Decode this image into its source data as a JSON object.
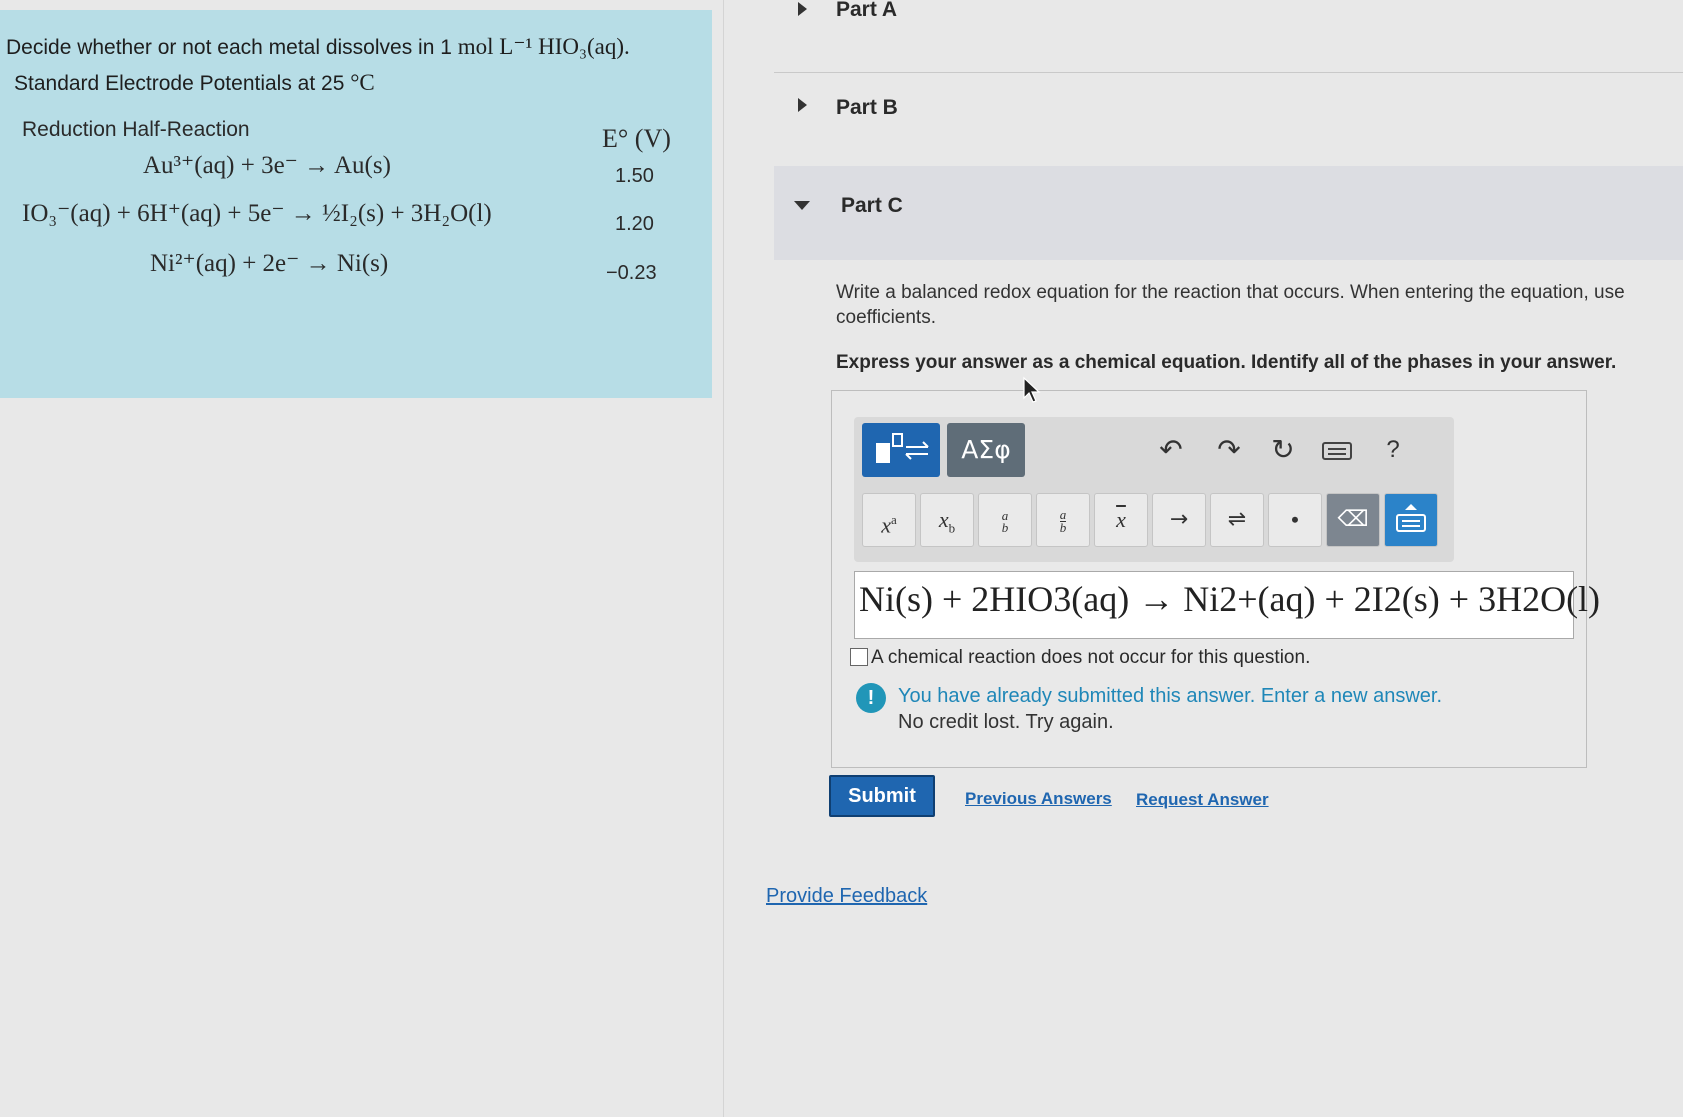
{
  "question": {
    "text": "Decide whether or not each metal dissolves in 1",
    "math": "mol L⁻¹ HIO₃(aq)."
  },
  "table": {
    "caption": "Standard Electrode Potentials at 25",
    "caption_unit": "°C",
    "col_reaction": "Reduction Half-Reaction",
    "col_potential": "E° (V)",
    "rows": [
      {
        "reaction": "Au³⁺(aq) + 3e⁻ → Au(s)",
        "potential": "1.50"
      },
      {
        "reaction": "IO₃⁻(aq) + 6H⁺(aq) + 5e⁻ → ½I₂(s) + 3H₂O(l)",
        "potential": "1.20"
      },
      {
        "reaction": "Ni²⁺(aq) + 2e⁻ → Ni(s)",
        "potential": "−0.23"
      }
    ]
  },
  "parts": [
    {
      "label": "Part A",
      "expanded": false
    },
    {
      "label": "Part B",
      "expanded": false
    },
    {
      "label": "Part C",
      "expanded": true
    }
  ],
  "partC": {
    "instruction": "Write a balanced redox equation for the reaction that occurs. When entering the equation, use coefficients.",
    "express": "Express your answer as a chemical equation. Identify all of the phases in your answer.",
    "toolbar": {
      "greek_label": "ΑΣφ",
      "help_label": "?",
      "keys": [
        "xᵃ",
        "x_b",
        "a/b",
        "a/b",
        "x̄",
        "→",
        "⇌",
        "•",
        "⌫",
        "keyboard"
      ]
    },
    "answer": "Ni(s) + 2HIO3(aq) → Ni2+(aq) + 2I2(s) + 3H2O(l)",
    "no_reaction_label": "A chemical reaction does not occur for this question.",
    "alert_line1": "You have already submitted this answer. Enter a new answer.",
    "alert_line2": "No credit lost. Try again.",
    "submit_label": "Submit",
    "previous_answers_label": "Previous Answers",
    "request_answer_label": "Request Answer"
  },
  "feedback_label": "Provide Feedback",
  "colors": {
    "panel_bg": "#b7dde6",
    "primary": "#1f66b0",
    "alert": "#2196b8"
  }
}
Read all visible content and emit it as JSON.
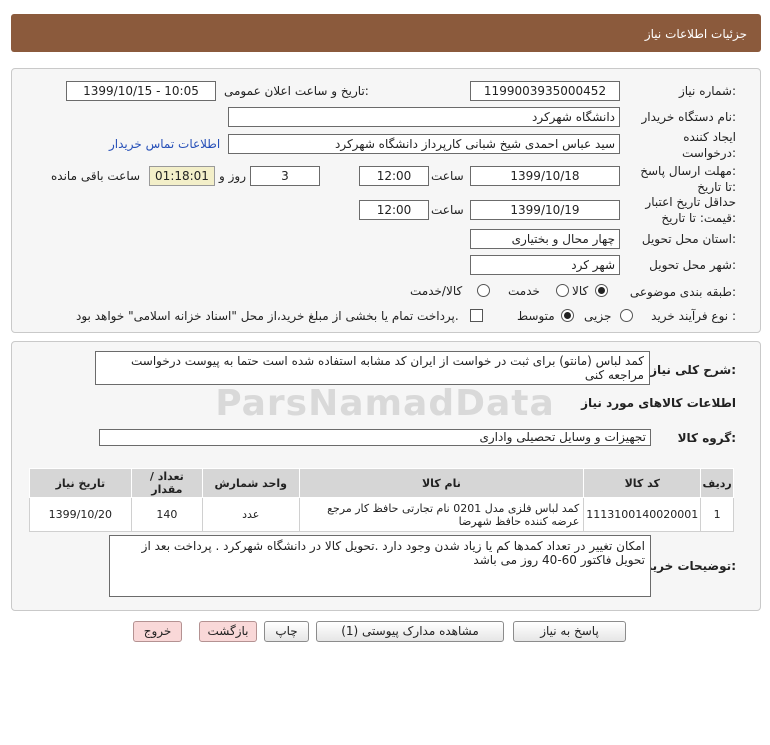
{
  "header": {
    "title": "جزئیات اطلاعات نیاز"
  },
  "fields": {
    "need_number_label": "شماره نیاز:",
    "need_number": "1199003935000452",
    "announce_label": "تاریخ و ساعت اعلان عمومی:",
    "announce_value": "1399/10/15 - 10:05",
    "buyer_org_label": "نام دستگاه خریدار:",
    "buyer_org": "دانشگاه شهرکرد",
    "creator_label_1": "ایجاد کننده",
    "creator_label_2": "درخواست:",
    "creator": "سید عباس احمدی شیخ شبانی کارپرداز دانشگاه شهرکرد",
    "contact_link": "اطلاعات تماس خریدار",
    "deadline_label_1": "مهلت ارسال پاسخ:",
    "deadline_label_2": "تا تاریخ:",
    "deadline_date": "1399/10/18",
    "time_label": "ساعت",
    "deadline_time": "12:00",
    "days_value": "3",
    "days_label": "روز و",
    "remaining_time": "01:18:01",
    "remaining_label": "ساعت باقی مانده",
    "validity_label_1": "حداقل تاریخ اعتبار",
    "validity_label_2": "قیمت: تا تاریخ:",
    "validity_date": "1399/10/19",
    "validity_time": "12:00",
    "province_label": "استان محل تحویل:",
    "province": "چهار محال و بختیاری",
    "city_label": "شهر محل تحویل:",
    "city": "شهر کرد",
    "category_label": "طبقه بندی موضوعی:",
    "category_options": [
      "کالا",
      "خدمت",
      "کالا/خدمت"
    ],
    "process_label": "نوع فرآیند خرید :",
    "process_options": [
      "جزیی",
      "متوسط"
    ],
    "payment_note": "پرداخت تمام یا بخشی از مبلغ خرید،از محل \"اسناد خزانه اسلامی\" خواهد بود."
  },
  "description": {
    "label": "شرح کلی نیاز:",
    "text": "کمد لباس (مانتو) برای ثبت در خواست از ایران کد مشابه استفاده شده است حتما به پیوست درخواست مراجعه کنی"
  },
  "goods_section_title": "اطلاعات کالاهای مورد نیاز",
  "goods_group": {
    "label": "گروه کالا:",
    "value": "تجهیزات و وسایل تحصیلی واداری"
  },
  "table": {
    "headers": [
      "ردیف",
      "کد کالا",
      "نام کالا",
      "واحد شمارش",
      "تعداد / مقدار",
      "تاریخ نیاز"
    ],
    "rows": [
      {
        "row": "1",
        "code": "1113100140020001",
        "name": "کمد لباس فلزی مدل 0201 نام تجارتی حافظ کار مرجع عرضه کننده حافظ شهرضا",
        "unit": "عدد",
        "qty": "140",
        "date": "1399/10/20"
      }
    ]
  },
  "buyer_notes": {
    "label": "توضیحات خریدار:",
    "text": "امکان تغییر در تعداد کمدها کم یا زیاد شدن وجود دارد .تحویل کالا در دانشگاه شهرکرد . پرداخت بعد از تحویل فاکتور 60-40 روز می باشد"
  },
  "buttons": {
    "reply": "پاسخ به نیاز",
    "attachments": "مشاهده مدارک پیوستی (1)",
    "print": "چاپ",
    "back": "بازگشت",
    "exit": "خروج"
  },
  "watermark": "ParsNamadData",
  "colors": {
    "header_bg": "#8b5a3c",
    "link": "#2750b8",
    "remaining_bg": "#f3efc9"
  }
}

******

#### TO BE DONE
Gather all the lines that include the word "شهرکرد" and copy them out.

#### WRITTEN REPLY
    "buyer_org": "دانشگاه شهرکرد",
    "creator": "سید عباس احمدی شیخ شبانی کارپرداز دانشگاه شهرکرد",
    "text": "امکان تغییر در تعداد کمدها کم یا زیاد شدن وجود دارد .تحویل کالا در دانشگاه شهرکرد . پرداخت بعد از تحویل فاکتور 60-40 روز می باشد"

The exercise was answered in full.